Raw records:

((

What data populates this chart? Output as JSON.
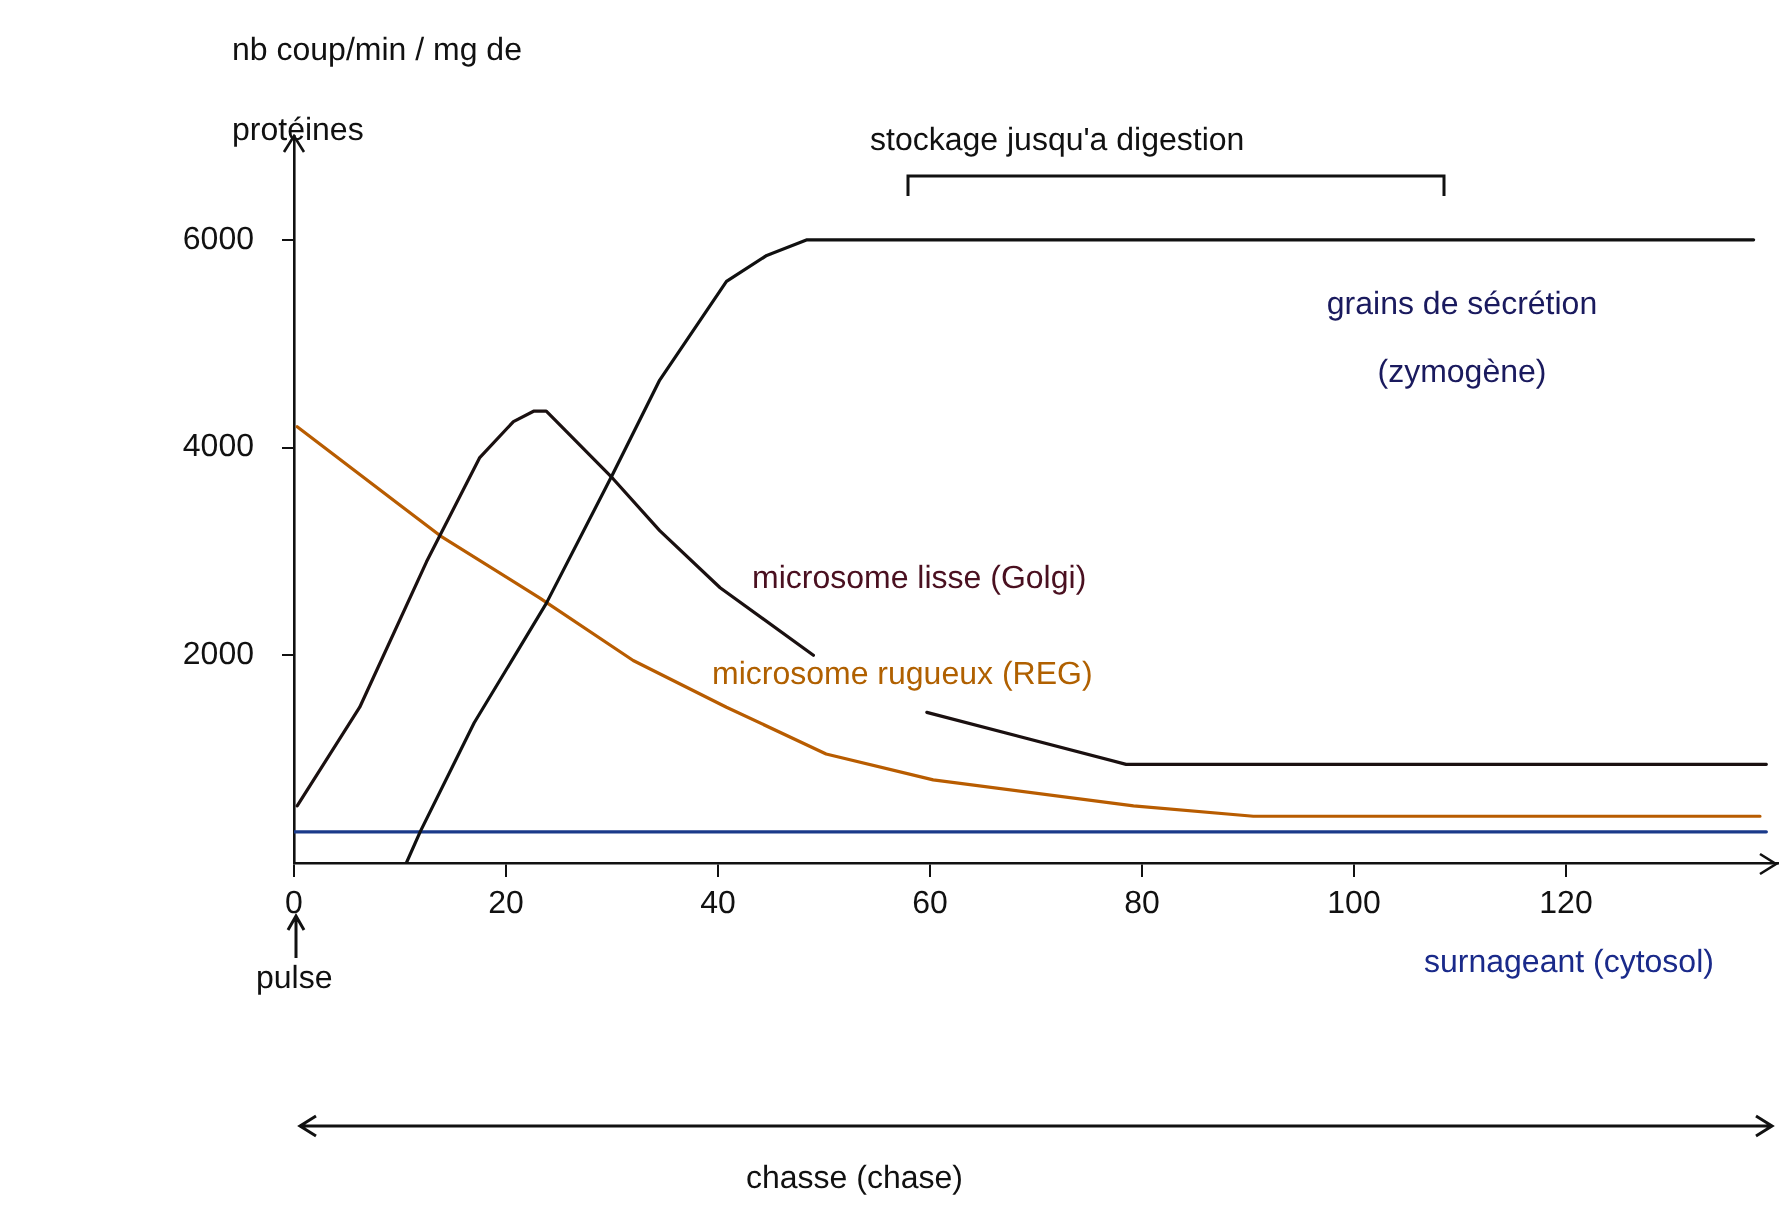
{
  "chart_data": {
    "type": "line",
    "ylabel": "nb coup/min / mg de protéines",
    "xlim": [
      0,
      140
    ],
    "ylim": [
      0,
      7000
    ],
    "xticks": [
      0,
      20,
      40,
      60,
      80,
      100,
      120
    ],
    "yticks": [
      2000,
      4000,
      6000
    ],
    "grid": false,
    "legend": false,
    "marker": "none",
    "line_style": "solid",
    "annotations": [
      "stockage jusqu'a digestion",
      "pulse",
      "chasse (chase)"
    ],
    "series": [
      {
        "name": "grains de sécrétion (zymogène)",
        "color": "#101010",
        "x": [
          10.6,
          11.9,
          17,
          23.8,
          30.1,
          34.5,
          40.8,
          44.6,
          48.4,
          137.7
        ],
        "values": [
          0,
          300,
          1350,
          2500,
          3750,
          4650,
          5600,
          5850,
          6000,
          6000
        ]
      },
      {
        "name": "microsome lisse (Golgi)",
        "color": "#1a1010",
        "x": [
          0.3,
          6.2,
          12.5,
          17.5,
          20.7,
          22.6,
          23.8,
          30.1,
          34.5,
          40.2,
          49,
          54,
          59.7,
          78.5,
          138.9
        ],
        "values": [
          550,
          1500,
          2900,
          3900,
          4250,
          4350,
          4350,
          3700,
          3200,
          2650,
          2000,
          null,
          1450,
          950,
          950
        ]
      },
      {
        "name": "microsome rugueux (REG)",
        "color": "#b85c00",
        "x": [
          0.3,
          13.8,
          23.2,
          32,
          40.8,
          50.2,
          60.3,
          79.2,
          90.5,
          138.3
        ],
        "values": [
          4200,
          3150,
          2550,
          1950,
          1500,
          1050,
          800,
          550,
          450,
          450
        ]
      },
      {
        "name": "surnageant (cytosol)",
        "color": "#1a3a8a",
        "x": [
          0,
          138.9
        ],
        "values": [
          300,
          300
        ]
      }
    ]
  }
}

))

What you are asked to do. Omit every picture, and otherwise quote the entries exactly.

Answer.
What data populates this chart? Output as JSON.
{
  "chart_data": {
    "type": "line",
    "ylabel": "nb coup/min / mg de protéines",
    "xlim": [
      0,
      140
    ],
    "ylim": [
      0,
      7000
    ],
    "xticks": [
      0,
      20,
      40,
      60,
      80,
      100,
      120
    ],
    "yticks": [
      2000,
      4000,
      6000
    ],
    "grid": false,
    "legend": false,
    "marker": "none",
    "line_style": "solid",
    "annotations": [
      "stockage jusqu'a digestion",
      "pulse",
      "chasse (chase)"
    ],
    "series": [
      {
        "name": "grains de sécrétion (zymogène)",
        "color": "#101010",
        "x": [
          10.6,
          11.9,
          17,
          23.8,
          30.1,
          34.5,
          40.8,
          44.6,
          48.4,
          137.7
        ],
        "values": [
          0,
          300,
          1350,
          2500,
          3750,
          4650,
          5600,
          5850,
          6000,
          6000
        ]
      },
      {
        "name": "microsome lisse (Golgi)",
        "color": "#1a1010",
        "x": [
          0.3,
          6.2,
          12.5,
          17.5,
          20.7,
          22.6,
          23.8,
          30.1,
          34.5,
          40.2,
          49,
          54,
          59.7,
          78.5,
          138.9
        ],
        "values": [
          550,
          1500,
          2900,
          3900,
          4250,
          4350,
          4350,
          3700,
          3200,
          2650,
          2000,
          null,
          1450,
          950,
          950
        ]
      },
      {
        "name": "microsome rugueux (REG)",
        "color": "#b85c00",
        "x": [
          0.3,
          13.8,
          23.2,
          32,
          40.8,
          50.2,
          60.3,
          79.2,
          90.5,
          138.3
        ],
        "values": [
          4200,
          3150,
          2550,
          1950,
          1500,
          1050,
          800,
          550,
          450,
          450
        ]
      },
      {
        "name": "surnageant (cytosol)",
        "color": "#1a3a8a",
        "x": [
          0,
          138.9
        ],
        "values": [
          300,
          300
        ]
      }
    ]
  }
}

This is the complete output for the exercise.